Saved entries

= = = =

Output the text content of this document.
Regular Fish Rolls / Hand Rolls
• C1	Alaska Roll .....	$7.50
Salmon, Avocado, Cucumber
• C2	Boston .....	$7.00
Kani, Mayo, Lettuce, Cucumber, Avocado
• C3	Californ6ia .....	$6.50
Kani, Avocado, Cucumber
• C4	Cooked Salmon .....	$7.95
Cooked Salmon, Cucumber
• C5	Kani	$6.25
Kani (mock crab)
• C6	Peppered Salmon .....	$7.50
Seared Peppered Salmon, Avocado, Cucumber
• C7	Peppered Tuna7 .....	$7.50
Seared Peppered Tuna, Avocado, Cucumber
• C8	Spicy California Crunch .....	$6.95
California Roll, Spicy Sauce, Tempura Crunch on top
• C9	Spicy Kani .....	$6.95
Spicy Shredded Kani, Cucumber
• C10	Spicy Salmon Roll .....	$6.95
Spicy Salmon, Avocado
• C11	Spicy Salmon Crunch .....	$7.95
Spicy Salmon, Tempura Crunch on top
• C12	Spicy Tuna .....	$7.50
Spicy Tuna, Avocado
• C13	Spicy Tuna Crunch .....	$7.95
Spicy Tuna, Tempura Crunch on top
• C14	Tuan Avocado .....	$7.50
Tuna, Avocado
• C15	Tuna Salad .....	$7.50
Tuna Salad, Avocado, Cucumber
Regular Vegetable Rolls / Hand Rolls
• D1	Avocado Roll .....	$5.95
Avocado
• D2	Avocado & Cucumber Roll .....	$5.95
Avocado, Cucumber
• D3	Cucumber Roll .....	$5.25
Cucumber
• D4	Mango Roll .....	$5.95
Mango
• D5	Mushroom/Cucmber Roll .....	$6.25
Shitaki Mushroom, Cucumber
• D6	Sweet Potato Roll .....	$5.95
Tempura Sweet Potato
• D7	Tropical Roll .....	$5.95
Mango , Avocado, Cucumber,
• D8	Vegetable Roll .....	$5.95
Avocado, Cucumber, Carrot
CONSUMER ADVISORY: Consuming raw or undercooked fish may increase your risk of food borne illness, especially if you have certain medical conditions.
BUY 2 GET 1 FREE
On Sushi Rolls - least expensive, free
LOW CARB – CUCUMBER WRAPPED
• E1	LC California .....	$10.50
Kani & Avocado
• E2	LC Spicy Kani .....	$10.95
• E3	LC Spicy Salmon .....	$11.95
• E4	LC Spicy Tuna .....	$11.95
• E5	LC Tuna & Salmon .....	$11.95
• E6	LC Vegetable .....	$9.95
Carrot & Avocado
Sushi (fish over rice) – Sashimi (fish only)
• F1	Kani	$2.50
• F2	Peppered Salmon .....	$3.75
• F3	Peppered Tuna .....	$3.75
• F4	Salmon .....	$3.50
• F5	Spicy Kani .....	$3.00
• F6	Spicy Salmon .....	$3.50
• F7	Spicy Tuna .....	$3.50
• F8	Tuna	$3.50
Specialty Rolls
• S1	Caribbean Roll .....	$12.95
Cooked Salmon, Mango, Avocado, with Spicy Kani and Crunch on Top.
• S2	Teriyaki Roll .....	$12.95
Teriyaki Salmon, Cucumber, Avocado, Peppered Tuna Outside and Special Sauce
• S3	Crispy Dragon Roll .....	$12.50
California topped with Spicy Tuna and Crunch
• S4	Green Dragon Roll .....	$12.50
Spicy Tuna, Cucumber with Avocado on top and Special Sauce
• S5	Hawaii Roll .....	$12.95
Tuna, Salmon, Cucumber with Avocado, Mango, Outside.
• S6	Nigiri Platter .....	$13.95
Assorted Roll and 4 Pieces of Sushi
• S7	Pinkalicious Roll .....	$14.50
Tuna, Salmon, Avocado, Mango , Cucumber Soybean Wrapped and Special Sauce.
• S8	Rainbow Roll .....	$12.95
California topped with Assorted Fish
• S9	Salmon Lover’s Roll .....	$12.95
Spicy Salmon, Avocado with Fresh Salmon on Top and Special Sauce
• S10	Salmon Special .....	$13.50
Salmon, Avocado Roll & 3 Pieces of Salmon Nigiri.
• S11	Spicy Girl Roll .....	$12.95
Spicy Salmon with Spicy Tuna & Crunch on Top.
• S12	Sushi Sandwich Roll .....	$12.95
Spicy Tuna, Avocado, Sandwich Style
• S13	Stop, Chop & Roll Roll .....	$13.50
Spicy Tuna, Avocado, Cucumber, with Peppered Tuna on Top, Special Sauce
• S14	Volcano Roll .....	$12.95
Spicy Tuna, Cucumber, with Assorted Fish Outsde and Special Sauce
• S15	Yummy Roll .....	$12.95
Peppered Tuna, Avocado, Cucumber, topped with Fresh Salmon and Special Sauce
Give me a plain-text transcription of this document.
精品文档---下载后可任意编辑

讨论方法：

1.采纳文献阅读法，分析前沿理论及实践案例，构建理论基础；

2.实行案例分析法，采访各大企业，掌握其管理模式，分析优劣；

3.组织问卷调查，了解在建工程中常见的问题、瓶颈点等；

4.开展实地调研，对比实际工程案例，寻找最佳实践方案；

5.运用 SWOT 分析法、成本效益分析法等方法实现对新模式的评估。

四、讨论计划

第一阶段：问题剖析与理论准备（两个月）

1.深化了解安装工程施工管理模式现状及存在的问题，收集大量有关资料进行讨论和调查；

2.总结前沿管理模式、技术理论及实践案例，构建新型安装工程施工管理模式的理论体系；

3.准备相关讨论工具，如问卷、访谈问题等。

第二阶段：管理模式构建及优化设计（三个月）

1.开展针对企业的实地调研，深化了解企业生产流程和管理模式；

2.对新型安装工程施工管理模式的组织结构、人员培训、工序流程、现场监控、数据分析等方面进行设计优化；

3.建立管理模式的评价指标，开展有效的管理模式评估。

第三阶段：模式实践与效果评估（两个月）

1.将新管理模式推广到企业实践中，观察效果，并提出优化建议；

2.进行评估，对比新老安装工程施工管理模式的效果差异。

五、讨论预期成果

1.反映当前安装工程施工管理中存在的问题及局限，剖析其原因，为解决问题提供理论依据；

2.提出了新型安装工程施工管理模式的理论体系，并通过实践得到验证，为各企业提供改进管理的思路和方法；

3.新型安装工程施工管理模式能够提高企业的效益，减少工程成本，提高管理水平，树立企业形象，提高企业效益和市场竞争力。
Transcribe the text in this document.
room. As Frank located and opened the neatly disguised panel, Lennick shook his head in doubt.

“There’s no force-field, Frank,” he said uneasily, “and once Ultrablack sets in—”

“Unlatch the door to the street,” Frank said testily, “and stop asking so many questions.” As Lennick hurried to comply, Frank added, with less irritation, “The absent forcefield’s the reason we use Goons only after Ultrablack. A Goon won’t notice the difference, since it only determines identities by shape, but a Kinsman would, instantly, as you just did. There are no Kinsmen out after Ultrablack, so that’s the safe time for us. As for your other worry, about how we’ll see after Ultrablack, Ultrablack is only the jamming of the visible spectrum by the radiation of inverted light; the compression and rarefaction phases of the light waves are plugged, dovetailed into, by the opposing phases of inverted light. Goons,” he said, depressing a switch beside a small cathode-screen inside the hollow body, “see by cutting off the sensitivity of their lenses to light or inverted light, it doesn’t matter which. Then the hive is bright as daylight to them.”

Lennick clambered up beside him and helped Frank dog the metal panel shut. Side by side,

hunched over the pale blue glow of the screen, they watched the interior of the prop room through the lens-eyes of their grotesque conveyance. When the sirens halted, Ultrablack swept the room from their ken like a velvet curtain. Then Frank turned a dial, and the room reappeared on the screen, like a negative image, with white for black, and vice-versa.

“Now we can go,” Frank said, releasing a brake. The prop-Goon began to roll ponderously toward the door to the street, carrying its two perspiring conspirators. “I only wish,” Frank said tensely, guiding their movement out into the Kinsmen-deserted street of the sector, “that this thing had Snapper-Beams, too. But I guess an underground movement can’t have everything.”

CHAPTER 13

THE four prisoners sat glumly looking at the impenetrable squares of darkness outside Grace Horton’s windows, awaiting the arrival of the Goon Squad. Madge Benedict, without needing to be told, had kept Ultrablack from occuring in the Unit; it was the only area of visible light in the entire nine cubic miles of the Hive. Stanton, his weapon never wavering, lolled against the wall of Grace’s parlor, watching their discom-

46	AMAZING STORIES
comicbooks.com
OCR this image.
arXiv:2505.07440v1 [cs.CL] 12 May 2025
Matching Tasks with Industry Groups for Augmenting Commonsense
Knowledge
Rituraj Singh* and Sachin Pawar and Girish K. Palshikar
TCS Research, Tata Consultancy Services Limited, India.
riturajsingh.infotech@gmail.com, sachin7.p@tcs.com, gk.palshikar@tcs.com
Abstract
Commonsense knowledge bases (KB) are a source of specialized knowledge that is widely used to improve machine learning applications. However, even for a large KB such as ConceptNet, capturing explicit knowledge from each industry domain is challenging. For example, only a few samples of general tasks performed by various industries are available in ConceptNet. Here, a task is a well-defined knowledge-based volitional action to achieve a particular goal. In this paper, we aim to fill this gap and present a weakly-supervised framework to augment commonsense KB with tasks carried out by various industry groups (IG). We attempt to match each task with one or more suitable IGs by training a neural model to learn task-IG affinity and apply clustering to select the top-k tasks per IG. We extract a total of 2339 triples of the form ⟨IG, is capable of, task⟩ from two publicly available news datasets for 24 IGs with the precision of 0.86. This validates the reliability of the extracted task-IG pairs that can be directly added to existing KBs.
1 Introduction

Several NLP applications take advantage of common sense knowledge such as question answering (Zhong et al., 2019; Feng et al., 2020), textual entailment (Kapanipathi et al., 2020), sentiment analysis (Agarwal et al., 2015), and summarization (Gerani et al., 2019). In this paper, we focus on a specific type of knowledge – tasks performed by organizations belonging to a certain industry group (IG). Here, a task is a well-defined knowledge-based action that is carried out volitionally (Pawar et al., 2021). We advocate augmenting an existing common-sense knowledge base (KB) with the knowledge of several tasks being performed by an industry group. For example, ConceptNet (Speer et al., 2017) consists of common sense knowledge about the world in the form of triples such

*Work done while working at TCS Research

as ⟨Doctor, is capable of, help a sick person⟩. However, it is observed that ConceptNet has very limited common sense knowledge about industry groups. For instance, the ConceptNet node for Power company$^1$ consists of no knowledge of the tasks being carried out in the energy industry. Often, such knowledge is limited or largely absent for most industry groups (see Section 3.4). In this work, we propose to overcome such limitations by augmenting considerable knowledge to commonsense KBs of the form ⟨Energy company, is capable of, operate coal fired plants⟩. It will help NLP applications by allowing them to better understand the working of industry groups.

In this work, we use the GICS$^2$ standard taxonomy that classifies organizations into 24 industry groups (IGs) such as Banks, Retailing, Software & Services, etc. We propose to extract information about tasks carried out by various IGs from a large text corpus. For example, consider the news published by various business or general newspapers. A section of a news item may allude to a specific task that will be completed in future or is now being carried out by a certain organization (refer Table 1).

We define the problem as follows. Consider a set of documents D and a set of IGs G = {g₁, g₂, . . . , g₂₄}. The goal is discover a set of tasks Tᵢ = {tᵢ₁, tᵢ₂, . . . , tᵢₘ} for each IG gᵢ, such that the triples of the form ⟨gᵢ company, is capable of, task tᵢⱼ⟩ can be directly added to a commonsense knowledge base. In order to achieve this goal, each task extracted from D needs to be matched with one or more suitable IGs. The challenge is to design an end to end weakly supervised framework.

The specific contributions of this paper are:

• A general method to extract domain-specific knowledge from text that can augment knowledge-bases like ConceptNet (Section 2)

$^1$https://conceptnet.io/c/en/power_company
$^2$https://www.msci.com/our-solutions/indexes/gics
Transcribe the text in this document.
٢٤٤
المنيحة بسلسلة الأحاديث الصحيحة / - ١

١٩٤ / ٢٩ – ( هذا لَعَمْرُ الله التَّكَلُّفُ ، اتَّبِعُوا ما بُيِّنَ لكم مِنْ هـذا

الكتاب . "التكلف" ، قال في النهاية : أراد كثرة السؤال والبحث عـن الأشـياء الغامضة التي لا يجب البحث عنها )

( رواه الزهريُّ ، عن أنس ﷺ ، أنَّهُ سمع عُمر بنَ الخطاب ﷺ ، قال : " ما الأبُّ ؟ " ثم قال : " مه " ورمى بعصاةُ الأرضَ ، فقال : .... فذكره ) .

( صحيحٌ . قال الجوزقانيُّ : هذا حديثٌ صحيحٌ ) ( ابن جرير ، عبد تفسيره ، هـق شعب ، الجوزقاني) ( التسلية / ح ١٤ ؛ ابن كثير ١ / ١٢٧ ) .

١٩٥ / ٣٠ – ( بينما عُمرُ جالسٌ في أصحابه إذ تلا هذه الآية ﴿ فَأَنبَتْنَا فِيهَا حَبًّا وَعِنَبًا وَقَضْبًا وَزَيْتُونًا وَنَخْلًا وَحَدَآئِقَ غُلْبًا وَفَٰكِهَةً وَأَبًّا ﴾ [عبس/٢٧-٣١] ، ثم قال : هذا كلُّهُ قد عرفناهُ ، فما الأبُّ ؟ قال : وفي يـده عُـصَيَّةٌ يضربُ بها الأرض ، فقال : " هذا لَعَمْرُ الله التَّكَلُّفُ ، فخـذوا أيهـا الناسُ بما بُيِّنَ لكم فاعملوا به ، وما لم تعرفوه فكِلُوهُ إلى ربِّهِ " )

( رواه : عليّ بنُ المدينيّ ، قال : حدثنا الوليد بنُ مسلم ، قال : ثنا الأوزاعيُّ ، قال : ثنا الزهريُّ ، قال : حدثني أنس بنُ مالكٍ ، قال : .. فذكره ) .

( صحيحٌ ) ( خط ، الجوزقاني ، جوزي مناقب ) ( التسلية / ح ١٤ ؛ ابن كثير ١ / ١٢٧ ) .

= = = =

**What is required**
Find the string "Crunch" in the records, then copy each line where it occurs.

**Result for this task**
• C8	Spicy California Crunch .....	$6.95
California Roll, Spicy Sauce, Tempura Crunch on top
• C11	Spicy Salmon Crunch .....	$7.95
Spicy Salmon, Tempura Crunch on top
• C13	Spicy Tuna Crunch .....	$7.95
Spicy Tuna, Tempura Crunch on top
Cooked Salmon, Mango, Avocado, with Spicy Kani and Crunch on Top.
California topped with Spicy Tuna and Crunch
Spicy Salmon with Spicy Tuna & Crunch on Top.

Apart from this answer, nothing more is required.